WRITTEN EXERCISE
Give every line of the data again, unchanged, but with no pictures.

========================================================================

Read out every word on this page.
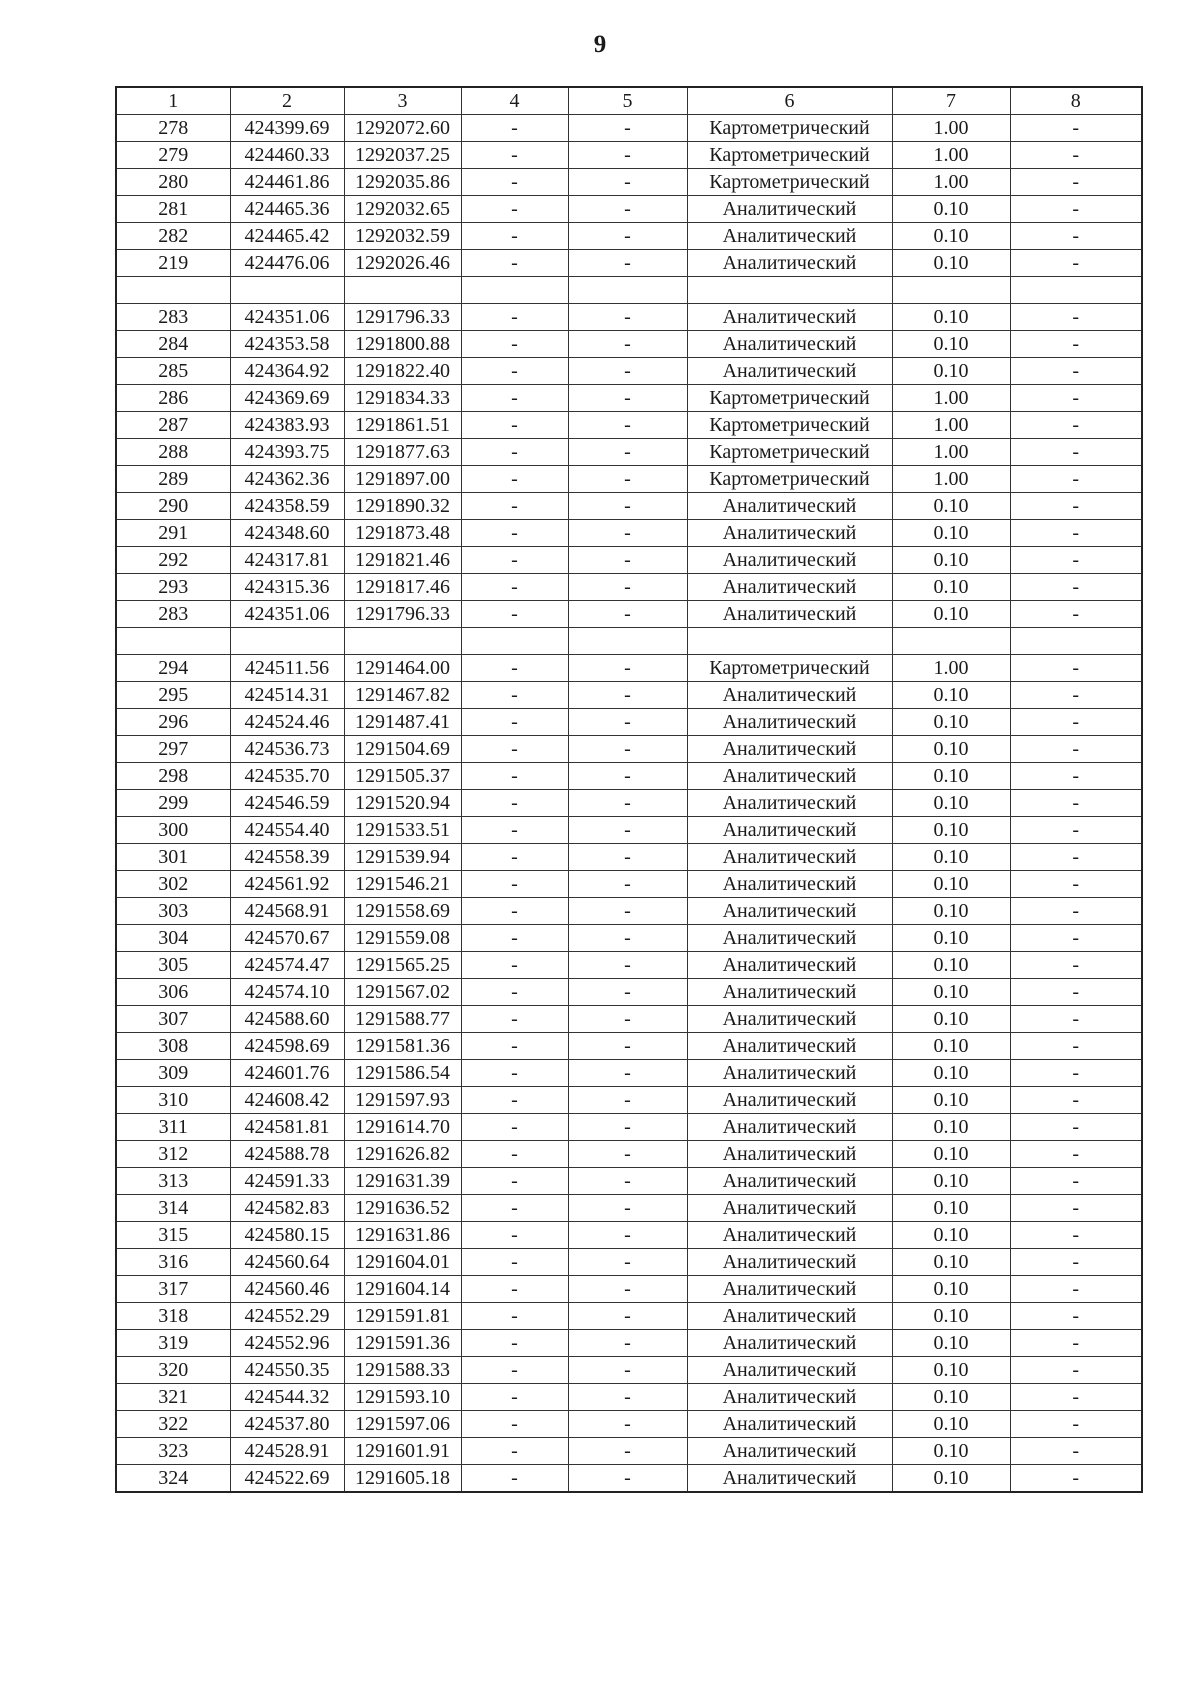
9
1	2	3	4	5	6	7	8
278	424399.69	1292072.60	-	-	Картометрический	1.00	-
279	424460.33	1292037.25	-	-	Картометрический	1.00	-
280	424461.86	1292035.86	-	-	Картометрический	1.00	-
281	424465.36	1292032.65	-	-	Аналитический	0.10	-
282	424465.42	1292032.59	-	-	Аналитический	0.10	-
219	424476.06	1292026.46	-	-	Аналитический	0.10	-

283	424351.06	1291796.33	-	-	Аналитический	0.10	-
284	424353.58	1291800.88	-	-	Аналитический	0.10	-
285	424364.92	1291822.40	-	-	Аналитический	0.10	-
286	424369.69	1291834.33	-	-	Картометрический	1.00	-
287	424383.93	1291861.51	-	-	Картометрический	1.00	-
288	424393.75	1291877.63	-	-	Картометрический	1.00	-
289	424362.36	1291897.00	-	-	Картометрический	1.00	-
290	424358.59	1291890.32	-	-	Аналитический	0.10	-
291	424348.60	1291873.48	-	-	Аналитический	0.10	-
292	424317.81	1291821.46	-	-	Аналитический	0.10	-
293	424315.36	1291817.46	-	-	Аналитический	0.10	-
283	424351.06	1291796.33	-	-	Аналитический	0.10	-

294	424511.56	1291464.00	-	-	Картометрический	1.00	-
295	424514.31	1291467.82	-	-	Аналитический	0.10	-
296	424524.46	1291487.41	-	-	Аналитический	0.10	-
297	424536.73	1291504.69	-	-	Аналитический	0.10	-
298	424535.70	1291505.37	-	-	Аналитический	0.10	-
299	424546.59	1291520.94	-	-	Аналитический	0.10	-
300	424554.40	1291533.51	-	-	Аналитический	0.10	-
301	424558.39	1291539.94	-	-	Аналитический	0.10	-
302	424561.92	1291546.21	-	-	Аналитический	0.10	-
303	424568.91	1291558.69	-	-	Аналитический	0.10	-
304	424570.67	1291559.08	-	-	Аналитический	0.10	-
305	424574.47	1291565.25	-	-	Аналитический	0.10	-
306	424574.10	1291567.02	-	-	Аналитический	0.10	-
307	424588.60	1291588.77	-	-	Аналитический	0.10	-
308	424598.69	1291581.36	-	-	Аналитический	0.10	-
309	424601.76	1291586.54	-	-	Аналитический	0.10	-
310	424608.42	1291597.93	-	-	Аналитический	0.10	-
311	424581.81	1291614.70	-	-	Аналитический	0.10	-
312	424588.78	1291626.82	-	-	Аналитический	0.10	-
313	424591.33	1291631.39	-	-	Аналитический	0.10	-
314	424582.83	1291636.52	-	-	Аналитический	0.10	-
315	424580.15	1291631.86	-	-	Аналитический	0.10	-
316	424560.64	1291604.01	-	-	Аналитический	0.10	-
317	424560.46	1291604.14	-	-	Аналитический	0.10	-
318	424552.29	1291591.81	-	-	Аналитический	0.10	-
319	424552.96	1291591.36	-	-	Аналитический	0.10	-
320	424550.35	1291588.33	-	-	Аналитический	0.10	-
321	424544.32	1291593.10	-	-	Аналитический	0.10	-
322	424537.80	1291597.06	-	-	Аналитический	0.10	-
323	424528.91	1291601.91	-	-	Аналитический	0.10	-
324	424522.69	1291605.18	-	-	Аналитический	0.10	-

========================================================================

COMPLETE RESPONSE
Read out every word on this page.
9
1	2	3	4	5	6	7	8
278	424399.69	1292072.60	-	-	Картометрический	1.00	-
279	424460.33	1292037.25	-	-	Картометрический	1.00	-
280	424461.86	1292035.86	-	-	Картометрический	1.00	-
281	424465.36	1292032.65	-	-	Аналитический	0.10	-
282	424465.42	1292032.59	-	-	Аналитический	0.10	-
219	424476.06	1292026.46	-	-	Аналитический	0.10	-

283	424351.06	1291796.33	-	-	Аналитический	0.10	-
284	424353.58	1291800.88	-	-	Аналитический	0.10	-
285	424364.92	1291822.40	-	-	Аналитический	0.10	-
286	424369.69	1291834.33	-	-	Картометрический	1.00	-
287	424383.93	1291861.51	-	-	Картометрический	1.00	-
288	424393.75	1291877.63	-	-	Картометрический	1.00	-
289	424362.36	1291897.00	-	-	Картометрический	1.00	-
290	424358.59	1291890.32	-	-	Аналитический	0.10	-
291	424348.60	1291873.48	-	-	Аналитический	0.10	-
292	424317.81	1291821.46	-	-	Аналитический	0.10	-
293	424315.36	1291817.46	-	-	Аналитический	0.10	-
283	424351.06	1291796.33	-	-	Аналитический	0.10	-

294	424511.56	1291464.00	-	-	Картометрический	1.00	-
295	424514.31	1291467.82	-	-	Аналитический	0.10	-
296	424524.46	1291487.41	-	-	Аналитический	0.10	-
297	424536.73	1291504.69	-	-	Аналитический	0.10	-
298	424535.70	1291505.37	-	-	Аналитический	0.10	-
299	424546.59	1291520.94	-	-	Аналитический	0.10	-
300	424554.40	1291533.51	-	-	Аналитический	0.10	-
301	424558.39	1291539.94	-	-	Аналитический	0.10	-
302	424561.92	1291546.21	-	-	Аналитический	0.10	-
303	424568.91	1291558.69	-	-	Аналитический	0.10	-
304	424570.67	1291559.08	-	-	Аналитический	0.10	-
305	424574.47	1291565.25	-	-	Аналитический	0.10	-
306	424574.10	1291567.02	-	-	Аналитический	0.10	-
307	424588.60	1291588.77	-	-	Аналитический	0.10	-
308	424598.69	1291581.36	-	-	Аналитический	0.10	-
309	424601.76	1291586.54	-	-	Аналитический	0.10	-
310	424608.42	1291597.93	-	-	Аналитический	0.10	-
311	424581.81	1291614.70	-	-	Аналитический	0.10	-
312	424588.78	1291626.82	-	-	Аналитический	0.10	-
313	424591.33	1291631.39	-	-	Аналитический	0.10	-
314	424582.83	1291636.52	-	-	Аналитический	0.10	-
315	424580.15	1291631.86	-	-	Аналитический	0.10	-
316	424560.64	1291604.01	-	-	Аналитический	0.10	-
317	424560.46	1291604.14	-	-	Аналитический	0.10	-
318	424552.29	1291591.81	-	-	Аналитический	0.10	-
319	424552.96	1291591.36	-	-	Аналитический	0.10	-
320	424550.35	1291588.33	-	-	Аналитический	0.10	-
321	424544.32	1291593.10	-	-	Аналитический	0.10	-
322	424537.80	1291597.06	-	-	Аналитический	0.10	-
323	424528.91	1291601.91	-	-	Аналитический	0.10	-
324	424522.69	1291605.18	-	-	Аналитический	0.10	-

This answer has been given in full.